▶ _Prompt_
Only the number is wanted: how many lines contain the word "hydraulischen"?

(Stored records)
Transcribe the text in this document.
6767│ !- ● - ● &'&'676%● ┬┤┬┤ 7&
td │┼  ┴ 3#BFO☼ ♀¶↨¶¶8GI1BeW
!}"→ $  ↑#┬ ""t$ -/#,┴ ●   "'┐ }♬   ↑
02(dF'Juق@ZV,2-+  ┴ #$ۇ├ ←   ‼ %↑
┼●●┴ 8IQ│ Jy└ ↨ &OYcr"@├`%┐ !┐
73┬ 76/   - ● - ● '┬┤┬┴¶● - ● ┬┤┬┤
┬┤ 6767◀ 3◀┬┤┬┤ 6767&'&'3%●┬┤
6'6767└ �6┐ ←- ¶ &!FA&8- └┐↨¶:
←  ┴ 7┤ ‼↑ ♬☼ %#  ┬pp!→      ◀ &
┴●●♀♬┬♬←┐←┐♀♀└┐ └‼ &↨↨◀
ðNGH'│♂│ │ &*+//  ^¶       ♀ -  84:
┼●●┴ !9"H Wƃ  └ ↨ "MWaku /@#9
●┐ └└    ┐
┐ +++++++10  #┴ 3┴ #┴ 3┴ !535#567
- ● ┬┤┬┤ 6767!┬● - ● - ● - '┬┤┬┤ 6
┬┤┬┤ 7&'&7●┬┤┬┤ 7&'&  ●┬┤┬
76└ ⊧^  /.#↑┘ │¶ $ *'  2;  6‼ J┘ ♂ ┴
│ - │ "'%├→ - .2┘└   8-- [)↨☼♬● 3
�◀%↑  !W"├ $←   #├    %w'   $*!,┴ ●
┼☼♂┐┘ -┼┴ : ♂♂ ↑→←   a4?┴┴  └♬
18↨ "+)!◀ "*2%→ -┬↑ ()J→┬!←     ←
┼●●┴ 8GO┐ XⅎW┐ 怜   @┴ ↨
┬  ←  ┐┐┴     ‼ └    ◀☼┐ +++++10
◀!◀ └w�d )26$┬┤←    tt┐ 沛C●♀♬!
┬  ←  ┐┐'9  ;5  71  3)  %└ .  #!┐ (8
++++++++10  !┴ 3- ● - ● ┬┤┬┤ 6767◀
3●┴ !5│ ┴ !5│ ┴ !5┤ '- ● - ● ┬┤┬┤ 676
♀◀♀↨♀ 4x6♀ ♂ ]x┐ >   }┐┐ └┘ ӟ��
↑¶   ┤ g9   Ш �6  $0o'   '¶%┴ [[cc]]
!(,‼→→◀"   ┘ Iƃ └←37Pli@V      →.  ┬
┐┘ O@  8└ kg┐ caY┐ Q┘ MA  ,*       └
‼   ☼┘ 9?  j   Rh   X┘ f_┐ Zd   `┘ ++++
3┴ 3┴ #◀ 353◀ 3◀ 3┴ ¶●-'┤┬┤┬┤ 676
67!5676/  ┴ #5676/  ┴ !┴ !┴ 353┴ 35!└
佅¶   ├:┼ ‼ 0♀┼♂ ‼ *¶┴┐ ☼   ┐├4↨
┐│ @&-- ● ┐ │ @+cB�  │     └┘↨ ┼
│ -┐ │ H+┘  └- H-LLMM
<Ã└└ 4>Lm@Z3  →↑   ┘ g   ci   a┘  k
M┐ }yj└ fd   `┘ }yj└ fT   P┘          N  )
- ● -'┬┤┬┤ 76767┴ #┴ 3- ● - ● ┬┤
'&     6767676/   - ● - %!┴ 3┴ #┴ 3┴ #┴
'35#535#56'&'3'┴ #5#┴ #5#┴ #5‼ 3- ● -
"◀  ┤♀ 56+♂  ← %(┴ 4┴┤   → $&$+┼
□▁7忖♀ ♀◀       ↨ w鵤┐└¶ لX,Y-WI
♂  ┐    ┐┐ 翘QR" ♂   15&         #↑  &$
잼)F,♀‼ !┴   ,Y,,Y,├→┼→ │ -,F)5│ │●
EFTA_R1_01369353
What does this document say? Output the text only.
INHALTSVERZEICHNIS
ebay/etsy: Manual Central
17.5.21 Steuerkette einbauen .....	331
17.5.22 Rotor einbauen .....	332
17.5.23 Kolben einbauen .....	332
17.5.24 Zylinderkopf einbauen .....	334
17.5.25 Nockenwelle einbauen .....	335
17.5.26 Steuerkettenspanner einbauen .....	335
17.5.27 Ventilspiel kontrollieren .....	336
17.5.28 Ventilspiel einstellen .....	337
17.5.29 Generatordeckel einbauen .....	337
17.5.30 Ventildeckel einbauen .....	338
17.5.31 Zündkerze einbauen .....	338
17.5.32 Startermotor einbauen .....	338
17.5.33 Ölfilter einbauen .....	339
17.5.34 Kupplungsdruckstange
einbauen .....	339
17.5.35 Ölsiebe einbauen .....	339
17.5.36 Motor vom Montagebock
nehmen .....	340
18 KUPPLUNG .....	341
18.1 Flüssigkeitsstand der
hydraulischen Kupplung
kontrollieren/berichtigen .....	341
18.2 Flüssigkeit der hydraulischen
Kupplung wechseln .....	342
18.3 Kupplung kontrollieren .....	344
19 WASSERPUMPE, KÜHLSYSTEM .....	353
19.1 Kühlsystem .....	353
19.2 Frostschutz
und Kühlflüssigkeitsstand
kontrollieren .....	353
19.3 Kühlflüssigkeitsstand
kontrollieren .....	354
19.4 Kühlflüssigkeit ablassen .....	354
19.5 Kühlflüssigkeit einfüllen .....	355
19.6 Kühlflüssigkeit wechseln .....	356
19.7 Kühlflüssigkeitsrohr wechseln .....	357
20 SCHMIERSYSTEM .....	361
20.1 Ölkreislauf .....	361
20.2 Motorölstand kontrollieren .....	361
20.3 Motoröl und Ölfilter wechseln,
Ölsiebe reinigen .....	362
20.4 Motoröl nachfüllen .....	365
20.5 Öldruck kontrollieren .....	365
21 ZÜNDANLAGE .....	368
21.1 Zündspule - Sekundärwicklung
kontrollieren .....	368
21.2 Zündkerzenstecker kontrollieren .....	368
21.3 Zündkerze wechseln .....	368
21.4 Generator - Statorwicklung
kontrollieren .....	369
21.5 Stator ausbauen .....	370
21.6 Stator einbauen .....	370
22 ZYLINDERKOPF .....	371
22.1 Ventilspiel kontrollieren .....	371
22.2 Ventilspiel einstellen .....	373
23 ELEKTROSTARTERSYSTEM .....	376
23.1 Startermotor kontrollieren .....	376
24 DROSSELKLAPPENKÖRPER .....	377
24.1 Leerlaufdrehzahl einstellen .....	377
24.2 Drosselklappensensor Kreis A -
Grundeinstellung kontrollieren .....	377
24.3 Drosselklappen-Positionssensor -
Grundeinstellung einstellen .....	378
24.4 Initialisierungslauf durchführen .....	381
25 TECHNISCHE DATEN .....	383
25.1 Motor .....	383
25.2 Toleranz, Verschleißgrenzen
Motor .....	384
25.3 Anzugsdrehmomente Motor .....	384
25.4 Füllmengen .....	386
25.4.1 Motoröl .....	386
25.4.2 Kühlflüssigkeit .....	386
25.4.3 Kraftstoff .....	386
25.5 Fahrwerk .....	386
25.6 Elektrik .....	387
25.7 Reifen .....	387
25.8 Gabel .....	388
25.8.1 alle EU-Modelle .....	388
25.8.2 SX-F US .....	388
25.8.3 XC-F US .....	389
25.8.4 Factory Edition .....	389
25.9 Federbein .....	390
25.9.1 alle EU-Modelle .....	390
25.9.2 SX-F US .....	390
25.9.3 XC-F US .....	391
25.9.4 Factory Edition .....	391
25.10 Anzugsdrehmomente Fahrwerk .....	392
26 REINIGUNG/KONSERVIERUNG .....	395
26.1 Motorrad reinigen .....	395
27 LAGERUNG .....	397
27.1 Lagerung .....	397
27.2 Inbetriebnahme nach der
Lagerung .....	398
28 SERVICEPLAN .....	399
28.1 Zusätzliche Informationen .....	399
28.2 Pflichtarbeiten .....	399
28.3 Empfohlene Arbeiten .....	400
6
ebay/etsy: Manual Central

▶ _Exercise answer_
2